Provided records:
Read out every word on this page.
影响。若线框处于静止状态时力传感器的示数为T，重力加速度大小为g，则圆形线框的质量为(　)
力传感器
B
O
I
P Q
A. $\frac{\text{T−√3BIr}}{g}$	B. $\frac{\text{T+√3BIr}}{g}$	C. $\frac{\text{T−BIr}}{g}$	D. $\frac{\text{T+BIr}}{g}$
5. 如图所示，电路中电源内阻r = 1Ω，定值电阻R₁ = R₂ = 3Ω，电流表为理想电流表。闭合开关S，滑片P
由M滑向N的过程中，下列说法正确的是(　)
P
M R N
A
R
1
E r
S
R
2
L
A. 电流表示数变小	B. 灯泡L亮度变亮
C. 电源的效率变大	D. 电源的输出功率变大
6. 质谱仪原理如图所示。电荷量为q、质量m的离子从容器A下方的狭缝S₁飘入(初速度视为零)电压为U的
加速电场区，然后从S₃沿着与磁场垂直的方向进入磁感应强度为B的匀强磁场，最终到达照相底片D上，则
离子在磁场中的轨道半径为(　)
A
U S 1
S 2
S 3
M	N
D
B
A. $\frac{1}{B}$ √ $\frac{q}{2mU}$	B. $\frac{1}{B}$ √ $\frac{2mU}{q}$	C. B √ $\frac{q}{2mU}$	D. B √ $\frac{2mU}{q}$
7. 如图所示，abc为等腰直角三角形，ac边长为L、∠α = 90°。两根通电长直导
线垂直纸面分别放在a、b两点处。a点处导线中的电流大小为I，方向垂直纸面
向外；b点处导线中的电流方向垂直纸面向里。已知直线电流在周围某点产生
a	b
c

---

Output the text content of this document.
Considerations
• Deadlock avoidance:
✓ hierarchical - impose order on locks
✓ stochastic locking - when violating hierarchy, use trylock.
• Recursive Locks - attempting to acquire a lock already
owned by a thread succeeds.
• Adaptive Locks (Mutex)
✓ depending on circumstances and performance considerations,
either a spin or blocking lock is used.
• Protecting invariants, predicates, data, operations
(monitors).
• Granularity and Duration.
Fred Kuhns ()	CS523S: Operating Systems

What the task requires: List all lines above in which the string "this" appears.

Complete output:
Read out every word on this page.
Output the text content of this document.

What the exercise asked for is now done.